--- Begin ---

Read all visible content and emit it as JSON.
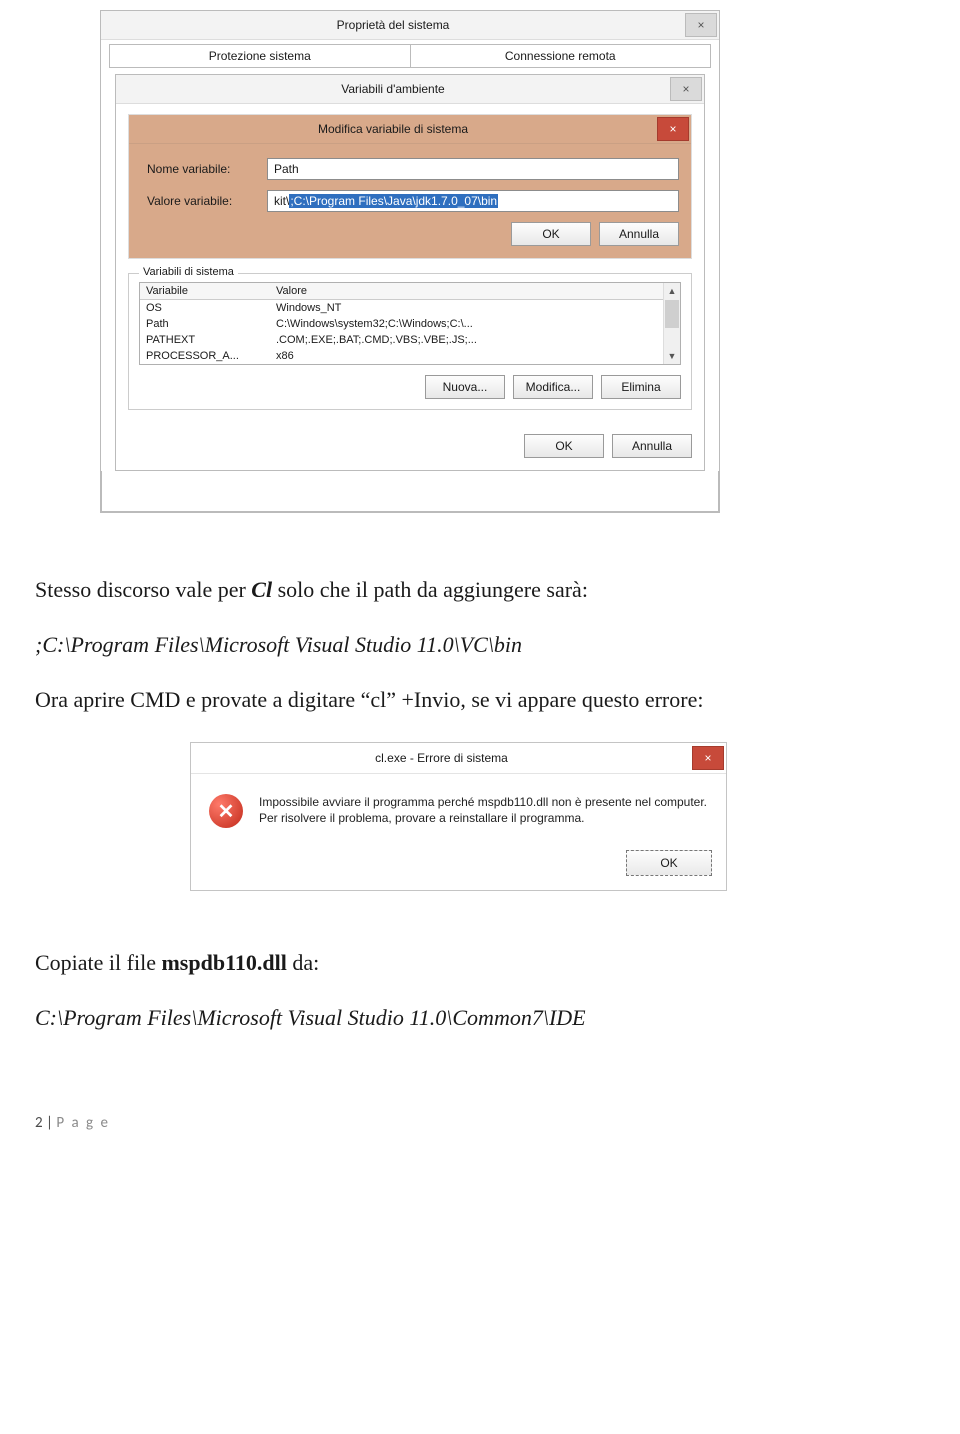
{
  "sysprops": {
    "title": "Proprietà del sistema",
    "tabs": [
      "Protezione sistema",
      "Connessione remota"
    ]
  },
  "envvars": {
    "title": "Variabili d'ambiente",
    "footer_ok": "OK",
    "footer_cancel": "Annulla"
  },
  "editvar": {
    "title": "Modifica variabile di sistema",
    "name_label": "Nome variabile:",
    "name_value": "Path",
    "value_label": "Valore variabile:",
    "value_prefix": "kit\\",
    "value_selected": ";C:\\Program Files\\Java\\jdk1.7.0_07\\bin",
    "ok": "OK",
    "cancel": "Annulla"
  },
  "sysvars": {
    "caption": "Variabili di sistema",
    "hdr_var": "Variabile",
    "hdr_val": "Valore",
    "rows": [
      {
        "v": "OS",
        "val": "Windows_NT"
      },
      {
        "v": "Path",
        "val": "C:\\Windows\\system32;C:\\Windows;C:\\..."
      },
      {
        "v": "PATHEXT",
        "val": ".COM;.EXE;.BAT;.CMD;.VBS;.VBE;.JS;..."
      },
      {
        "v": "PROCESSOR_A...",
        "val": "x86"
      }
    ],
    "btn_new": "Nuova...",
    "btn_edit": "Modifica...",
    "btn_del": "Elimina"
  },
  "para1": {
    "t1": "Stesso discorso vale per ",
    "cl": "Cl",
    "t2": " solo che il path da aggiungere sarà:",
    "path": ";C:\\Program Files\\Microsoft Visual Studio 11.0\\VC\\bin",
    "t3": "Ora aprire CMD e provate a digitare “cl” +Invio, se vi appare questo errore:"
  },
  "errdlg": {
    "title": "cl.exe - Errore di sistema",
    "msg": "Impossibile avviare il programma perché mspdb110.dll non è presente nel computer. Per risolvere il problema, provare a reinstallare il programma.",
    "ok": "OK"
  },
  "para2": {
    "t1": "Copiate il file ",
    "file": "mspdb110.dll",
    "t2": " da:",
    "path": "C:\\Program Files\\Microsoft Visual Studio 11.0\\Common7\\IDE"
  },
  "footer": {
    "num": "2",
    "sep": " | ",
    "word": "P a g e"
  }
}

--- End ---
--- Begin ---

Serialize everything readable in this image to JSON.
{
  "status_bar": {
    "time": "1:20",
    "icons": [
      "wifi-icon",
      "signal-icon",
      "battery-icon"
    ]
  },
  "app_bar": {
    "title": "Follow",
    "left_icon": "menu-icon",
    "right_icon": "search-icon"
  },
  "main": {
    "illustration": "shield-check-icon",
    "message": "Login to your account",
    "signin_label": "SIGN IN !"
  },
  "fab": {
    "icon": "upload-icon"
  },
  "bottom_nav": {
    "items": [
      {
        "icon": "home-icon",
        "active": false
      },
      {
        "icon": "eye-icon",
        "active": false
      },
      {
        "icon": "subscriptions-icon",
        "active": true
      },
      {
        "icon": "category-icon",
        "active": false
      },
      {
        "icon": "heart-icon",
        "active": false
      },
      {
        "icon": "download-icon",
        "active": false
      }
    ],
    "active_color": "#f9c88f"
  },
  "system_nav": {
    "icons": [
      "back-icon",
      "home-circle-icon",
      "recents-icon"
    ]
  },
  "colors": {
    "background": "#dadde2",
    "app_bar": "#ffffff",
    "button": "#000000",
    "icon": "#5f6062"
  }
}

--- End ---

Your goal => Report how many lines in the listing above include the word "Microsoft". Give nothing but the number.

Answer for this exercise => 2